### Record excerpts ###
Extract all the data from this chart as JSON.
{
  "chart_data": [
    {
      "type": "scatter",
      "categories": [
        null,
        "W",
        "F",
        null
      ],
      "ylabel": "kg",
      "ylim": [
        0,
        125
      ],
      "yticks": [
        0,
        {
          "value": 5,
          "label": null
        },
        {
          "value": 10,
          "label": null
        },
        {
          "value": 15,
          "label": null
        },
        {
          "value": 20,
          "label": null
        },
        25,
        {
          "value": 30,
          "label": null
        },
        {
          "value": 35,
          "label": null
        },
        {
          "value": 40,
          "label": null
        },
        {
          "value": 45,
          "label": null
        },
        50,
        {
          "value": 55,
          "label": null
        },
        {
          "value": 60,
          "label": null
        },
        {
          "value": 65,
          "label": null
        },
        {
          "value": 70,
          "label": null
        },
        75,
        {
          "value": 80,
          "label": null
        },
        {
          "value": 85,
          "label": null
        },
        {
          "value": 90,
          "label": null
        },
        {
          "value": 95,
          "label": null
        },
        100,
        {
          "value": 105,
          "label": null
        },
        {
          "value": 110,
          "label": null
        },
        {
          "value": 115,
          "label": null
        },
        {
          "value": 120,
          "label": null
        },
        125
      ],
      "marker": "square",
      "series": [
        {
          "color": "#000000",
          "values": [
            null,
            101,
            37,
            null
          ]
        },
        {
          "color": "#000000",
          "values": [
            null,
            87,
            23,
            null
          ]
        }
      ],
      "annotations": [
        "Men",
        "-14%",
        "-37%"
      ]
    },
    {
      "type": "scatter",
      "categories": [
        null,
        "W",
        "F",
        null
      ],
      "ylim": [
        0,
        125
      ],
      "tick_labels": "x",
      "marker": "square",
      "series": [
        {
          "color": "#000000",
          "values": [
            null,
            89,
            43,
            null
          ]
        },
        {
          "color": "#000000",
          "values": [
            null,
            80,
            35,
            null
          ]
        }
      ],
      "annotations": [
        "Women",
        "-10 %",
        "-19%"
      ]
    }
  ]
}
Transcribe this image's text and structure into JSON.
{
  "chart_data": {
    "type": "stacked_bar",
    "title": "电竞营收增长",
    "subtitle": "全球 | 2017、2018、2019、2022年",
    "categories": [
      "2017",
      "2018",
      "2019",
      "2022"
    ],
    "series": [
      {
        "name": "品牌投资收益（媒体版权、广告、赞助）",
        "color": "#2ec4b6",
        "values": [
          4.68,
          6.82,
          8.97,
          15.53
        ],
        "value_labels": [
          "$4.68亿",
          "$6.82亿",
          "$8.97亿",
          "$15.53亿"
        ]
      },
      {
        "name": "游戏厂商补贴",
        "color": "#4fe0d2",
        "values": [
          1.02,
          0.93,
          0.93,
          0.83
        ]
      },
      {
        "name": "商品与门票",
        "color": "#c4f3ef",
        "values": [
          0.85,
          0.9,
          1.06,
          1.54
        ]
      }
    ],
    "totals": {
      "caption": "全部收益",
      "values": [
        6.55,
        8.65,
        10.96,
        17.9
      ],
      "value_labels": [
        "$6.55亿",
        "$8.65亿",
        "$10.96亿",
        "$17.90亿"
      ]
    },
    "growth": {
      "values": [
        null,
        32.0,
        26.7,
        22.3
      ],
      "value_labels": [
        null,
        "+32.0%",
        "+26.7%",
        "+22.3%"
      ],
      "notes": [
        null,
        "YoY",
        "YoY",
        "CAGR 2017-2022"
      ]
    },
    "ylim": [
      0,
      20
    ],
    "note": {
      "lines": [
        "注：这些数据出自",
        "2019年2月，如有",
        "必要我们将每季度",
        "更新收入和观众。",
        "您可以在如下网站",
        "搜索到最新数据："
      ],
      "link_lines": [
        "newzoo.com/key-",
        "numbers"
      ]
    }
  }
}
###
Directions for this task: Transcribe every line of the data, exactly as it stands.

Written reply:
Extract all the data from this chart as JSON.
{
  "chart_data": [
    {
      "type": "scatter",
      "categories": [
        null,
        "W",
        "F",
        null
      ],
      "ylabel": "kg",
      "ylim": [
        0,
        125
      ],
      "yticks": [
        0,
        {
          "value": 5,
          "label": null
        },
        {
          "value": 10,
          "label": null
        },
        {
          "value": 15,
          "label": null
        },
        {
          "value": 20,
          "label": null
        },
        25,
        {
          "value": 30,
          "label": null
        },
        {
          "value": 35,
          "label": null
        },
        {
          "value": 40,
          "label": null
        },
        {
          "value": 45,
          "label": null
        },
        50,
        {
          "value": 55,
          "label": null
        },
        {
          "value": 60,
          "label": null
        },
        {
          "value": 65,
          "label": null
        },
        {
          "value": 70,
          "label": null
        },
        75,
        {
          "value": 80,
          "label": null
        },
        {
          "value": 85,
          "label": null
        },
        {
          "value": 90,
          "label": null
        },
        {
          "value": 95,
          "label": null
        },
        100,
        {
          "value": 105,
          "label": null
        },
        {
          "value": 110,
          "label": null
        },
        {
          "value": 115,
          "label": null
        },
        {
          "value": 120,
          "label": null
        },
        125
      ],
      "marker": "square",
      "series": [
        {
          "color": "#000000",
          "values": [
            null,
            101,
            37,
            null
          ]
        },
        {
          "color": "#000000",
          "values": [
            null,
            87,
            23,
            null
          ]
        }
      ],
      "annotations": [
        "Men",
        "-14%",
        "-37%"
      ]
    },
    {
      "type": "scatter",
      "categories": [
        null,
        "W",
        "F",
        null
      ],
      "ylim": [
        0,
        125
      ],
      "tick_labels": "x",
      "marker": "square",
      "series": [
        {
          "color": "#000000",
          "values": [
            null,
            89,
            43,
            null
          ]
        },
        {
          "color": "#000000",
          "values": [
            null,
            80,
            35,
            null
          ]
        }
      ],
      "annotations": [
        "Women",
        "-10 %",
        "-19%"
      ]
    }
  ]
}
Transcribe this image's text and structure into JSON.
{
  "chart_data": {
    "type": "stacked_bar",
    "title": "电竞营收增长",
    "subtitle": "全球 | 2017、2018、2019、2022年",
    "categories": [
      "2017",
      "2018",
      "2019",
      "2022"
    ],
    "series": [
      {
        "name": "品牌投资收益（媒体版权、广告、赞助）",
        "color": "#2ec4b6",
        "values": [
          4.68,
          6.82,
          8.97,
          15.53
        ],
        "value_labels": [
          "$4.68亿",
          "$6.82亿",
          "$8.97亿",
          "$15.53亿"
        ]
      },
      {
        "name": "游戏厂商补贴",
        "color": "#4fe0d2",
        "values": [
          1.02,
          0.93,
          0.93,
          0.83
        ]
      },
      {
        "name": "商品与门票",
        "color": "#c4f3ef",
        "values": [
          0.85,
          0.9,
          1.06,
          1.54
        ]
      }
    ],
    "totals": {
      "caption": "全部收益",
      "values": [
        6.55,
        8.65,
        10.96,
        17.9
      ],
      "value_labels": [
        "$6.55亿",
        "$8.65亿",
        "$10.96亿",
        "$17.90亿"
      ]
    },
    "growth": {
      "values": [
        null,
        32.0,
        26.7,
        22.3
      ],
      "value_labels": [
        null,
        "+32.0%",
        "+26.7%",
        "+22.3%"
      ],
      "notes": [
        null,
        "YoY",
        "YoY",
        "CAGR 2017-2022"
      ]
    },
    "ylim": [
      0,
      20
    ],
    "note": {
      "lines": [
        "注：这些数据出自",
        "2019年2月，如有",
        "必要我们将每季度",
        "更新收入和观众。",
        "您可以在如下网站",
        "搜索到最新数据："
      ],
      "link_lines": [
        "newzoo.com/key-",
        "numbers"
      ]
    }
  }
}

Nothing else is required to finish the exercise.